## Records shown
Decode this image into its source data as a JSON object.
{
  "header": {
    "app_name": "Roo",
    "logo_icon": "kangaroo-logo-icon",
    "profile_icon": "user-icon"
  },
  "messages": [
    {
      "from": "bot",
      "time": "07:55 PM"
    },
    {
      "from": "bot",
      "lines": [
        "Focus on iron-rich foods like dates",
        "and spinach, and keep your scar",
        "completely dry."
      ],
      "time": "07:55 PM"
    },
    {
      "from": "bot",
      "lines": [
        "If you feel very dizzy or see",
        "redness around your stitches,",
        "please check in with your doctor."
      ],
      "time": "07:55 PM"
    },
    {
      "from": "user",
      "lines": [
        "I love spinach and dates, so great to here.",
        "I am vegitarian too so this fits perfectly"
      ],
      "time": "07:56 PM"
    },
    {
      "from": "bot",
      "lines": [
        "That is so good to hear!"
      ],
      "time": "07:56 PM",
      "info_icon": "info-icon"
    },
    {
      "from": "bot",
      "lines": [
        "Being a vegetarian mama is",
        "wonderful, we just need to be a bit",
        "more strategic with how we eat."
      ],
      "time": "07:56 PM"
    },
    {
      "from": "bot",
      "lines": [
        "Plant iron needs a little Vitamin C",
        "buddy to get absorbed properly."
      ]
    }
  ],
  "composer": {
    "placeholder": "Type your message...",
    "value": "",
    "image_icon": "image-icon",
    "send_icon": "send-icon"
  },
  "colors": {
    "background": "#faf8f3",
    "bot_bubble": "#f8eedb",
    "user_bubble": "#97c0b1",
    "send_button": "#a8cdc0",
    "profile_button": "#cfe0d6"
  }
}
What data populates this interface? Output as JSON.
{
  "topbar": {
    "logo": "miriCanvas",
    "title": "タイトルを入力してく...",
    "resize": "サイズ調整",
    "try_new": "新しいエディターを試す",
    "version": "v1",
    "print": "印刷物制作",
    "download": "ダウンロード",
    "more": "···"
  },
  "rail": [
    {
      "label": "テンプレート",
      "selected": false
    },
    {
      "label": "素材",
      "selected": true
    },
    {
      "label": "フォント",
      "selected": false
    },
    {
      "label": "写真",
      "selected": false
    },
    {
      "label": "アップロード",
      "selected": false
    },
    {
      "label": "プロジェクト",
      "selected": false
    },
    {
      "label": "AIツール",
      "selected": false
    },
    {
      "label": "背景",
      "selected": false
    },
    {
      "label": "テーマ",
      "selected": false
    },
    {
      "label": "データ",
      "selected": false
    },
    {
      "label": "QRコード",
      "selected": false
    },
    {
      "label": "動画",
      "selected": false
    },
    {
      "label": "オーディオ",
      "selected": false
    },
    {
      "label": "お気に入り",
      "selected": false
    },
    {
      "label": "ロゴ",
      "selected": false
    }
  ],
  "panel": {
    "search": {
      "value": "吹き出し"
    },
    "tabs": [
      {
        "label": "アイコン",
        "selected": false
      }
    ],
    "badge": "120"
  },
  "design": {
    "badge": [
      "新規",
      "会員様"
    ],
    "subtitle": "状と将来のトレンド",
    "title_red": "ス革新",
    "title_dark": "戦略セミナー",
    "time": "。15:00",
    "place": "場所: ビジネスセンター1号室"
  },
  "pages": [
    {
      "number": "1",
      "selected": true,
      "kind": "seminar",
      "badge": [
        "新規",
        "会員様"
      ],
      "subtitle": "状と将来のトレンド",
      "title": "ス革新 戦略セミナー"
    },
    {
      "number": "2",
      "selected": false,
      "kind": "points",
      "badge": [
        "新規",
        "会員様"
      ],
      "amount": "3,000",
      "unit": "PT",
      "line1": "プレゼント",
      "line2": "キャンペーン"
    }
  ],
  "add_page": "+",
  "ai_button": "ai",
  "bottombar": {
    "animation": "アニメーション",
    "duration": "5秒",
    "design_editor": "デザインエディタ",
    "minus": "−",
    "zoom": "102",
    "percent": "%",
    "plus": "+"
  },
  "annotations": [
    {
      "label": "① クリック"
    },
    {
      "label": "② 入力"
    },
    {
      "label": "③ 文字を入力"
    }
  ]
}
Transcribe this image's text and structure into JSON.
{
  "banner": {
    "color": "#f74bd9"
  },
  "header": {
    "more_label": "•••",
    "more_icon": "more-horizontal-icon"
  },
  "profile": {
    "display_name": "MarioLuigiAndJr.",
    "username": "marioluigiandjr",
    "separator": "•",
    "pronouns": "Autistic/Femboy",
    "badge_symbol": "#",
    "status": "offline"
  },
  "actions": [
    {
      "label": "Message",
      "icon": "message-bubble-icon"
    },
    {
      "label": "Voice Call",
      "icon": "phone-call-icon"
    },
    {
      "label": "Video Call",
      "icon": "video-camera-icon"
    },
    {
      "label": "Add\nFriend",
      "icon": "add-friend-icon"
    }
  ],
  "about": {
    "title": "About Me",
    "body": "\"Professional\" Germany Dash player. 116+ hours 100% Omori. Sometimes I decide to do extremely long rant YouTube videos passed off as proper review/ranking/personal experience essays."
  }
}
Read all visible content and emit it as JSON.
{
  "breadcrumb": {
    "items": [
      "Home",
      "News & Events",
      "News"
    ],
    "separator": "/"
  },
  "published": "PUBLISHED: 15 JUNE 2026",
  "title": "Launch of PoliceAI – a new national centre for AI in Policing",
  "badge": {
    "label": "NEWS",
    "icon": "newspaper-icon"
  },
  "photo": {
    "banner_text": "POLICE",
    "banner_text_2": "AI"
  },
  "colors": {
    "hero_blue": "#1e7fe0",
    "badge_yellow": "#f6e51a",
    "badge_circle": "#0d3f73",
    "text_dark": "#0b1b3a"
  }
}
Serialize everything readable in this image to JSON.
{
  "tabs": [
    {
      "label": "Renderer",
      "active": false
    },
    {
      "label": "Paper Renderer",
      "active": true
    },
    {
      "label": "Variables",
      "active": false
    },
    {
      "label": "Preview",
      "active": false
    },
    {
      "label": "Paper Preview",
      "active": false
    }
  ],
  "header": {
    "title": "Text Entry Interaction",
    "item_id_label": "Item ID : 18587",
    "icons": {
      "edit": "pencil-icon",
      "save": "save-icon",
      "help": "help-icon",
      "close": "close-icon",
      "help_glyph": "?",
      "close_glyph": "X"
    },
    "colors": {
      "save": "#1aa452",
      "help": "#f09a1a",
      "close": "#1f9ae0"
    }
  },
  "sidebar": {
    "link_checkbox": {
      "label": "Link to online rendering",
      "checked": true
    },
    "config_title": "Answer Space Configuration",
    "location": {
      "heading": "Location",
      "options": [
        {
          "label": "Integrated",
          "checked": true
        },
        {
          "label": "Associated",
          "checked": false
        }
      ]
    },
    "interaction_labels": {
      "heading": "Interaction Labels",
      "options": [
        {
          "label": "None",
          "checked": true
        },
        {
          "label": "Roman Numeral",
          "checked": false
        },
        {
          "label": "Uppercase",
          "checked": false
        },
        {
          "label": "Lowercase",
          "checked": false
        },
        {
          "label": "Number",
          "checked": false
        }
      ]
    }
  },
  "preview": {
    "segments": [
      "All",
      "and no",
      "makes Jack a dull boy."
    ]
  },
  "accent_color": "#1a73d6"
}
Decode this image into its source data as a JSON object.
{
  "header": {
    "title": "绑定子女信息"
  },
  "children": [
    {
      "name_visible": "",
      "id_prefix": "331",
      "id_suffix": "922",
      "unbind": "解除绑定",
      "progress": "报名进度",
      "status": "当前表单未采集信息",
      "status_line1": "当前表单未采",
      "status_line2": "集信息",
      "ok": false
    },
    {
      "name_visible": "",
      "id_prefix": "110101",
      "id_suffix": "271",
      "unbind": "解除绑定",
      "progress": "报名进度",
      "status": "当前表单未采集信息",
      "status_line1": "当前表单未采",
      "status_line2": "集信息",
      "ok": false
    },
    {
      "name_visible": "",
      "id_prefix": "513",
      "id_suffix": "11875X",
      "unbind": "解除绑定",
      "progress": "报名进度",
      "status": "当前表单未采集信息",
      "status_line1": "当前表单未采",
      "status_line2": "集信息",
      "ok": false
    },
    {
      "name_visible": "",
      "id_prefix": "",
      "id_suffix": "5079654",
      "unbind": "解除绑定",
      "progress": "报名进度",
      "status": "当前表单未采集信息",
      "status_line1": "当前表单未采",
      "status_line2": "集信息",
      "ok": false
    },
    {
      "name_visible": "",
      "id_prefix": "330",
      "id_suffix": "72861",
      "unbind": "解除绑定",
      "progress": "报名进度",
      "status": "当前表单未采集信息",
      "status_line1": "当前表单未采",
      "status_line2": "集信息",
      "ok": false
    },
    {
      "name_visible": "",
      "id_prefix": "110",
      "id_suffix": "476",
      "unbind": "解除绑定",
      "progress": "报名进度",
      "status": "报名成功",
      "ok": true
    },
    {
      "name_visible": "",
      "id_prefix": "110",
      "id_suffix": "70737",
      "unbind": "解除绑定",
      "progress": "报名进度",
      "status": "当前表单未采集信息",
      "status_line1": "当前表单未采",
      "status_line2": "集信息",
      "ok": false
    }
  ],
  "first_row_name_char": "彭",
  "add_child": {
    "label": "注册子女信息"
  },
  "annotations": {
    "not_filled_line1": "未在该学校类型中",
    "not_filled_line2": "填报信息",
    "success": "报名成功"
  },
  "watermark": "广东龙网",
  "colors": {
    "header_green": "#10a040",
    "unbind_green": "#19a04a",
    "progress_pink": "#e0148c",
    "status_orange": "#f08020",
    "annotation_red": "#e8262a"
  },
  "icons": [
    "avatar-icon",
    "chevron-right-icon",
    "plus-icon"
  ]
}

## Work required
Show every line from the entries above in which the word "true" appears.

## Task response
      "selected": true
      "selected": true,
      "active": true
      "checked": true
          "checked": true
          "checked": true
      "ok": true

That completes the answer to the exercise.